TO DO: Go through the listing beneath this task and return every line that carries the string "color".

[Structured figure records]

..............................

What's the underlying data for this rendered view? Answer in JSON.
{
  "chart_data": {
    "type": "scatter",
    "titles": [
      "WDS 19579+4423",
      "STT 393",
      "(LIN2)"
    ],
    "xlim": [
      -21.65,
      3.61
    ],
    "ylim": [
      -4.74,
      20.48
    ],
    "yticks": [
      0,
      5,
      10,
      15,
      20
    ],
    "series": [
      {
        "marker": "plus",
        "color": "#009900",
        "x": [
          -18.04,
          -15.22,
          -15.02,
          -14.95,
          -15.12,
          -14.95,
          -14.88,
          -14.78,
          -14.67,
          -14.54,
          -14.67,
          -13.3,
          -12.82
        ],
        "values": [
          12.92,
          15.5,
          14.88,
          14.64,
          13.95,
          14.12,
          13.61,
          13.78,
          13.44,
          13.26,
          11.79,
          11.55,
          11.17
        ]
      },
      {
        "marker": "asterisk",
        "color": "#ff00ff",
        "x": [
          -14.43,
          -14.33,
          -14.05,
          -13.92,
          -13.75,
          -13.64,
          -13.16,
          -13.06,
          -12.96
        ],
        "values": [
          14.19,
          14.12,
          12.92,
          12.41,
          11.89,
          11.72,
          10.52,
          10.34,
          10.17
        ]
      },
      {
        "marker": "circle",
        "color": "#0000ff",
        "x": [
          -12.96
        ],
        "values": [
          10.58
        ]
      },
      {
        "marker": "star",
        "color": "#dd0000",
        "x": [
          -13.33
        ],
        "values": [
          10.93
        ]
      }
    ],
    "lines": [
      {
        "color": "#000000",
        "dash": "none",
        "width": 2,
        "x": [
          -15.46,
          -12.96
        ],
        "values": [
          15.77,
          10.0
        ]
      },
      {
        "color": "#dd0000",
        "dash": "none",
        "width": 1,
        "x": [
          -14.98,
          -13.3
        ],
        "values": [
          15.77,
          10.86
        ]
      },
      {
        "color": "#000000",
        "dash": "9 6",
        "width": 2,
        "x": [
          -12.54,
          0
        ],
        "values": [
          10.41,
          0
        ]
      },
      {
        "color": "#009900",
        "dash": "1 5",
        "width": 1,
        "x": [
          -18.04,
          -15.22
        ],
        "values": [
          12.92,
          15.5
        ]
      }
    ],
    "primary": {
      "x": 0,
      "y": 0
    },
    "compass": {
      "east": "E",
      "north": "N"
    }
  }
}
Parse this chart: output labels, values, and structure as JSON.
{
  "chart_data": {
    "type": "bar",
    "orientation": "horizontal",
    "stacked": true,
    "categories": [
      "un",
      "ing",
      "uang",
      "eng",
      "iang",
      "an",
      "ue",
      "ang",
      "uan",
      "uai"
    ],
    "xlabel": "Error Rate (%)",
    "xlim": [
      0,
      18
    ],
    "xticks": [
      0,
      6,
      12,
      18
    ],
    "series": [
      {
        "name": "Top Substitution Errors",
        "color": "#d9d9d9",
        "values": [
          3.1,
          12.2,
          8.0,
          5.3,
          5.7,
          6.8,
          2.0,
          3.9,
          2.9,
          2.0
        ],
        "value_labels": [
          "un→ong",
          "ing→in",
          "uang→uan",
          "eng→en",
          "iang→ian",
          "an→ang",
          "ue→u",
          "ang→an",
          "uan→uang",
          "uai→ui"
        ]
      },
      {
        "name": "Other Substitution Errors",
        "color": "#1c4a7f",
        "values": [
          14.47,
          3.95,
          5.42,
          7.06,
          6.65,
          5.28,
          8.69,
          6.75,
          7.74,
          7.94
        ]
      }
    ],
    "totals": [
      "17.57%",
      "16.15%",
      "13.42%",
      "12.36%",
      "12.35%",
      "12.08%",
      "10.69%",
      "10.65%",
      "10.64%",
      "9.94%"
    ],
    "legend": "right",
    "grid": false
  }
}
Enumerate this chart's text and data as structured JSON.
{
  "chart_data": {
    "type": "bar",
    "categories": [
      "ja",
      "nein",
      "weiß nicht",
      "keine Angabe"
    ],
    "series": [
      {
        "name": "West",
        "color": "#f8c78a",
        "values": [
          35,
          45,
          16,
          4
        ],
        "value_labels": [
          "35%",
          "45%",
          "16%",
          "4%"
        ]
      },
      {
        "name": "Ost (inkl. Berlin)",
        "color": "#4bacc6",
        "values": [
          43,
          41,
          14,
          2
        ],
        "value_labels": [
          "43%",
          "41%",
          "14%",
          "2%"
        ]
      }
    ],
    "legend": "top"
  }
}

..............................

THE RESPONSE:
        "color": "#009900",
        "color": "#ff00ff",
        "color": "#0000ff",
        "color": "#dd0000",
        "color": "#000000",
        "color": "#dd0000",
        "color": "#000000",
        "color": "#009900",
        "color": "#d9d9d9",
        "color": "#1c4a7f",
        "color": "#f8c78a",
        "color": "#4bacc6",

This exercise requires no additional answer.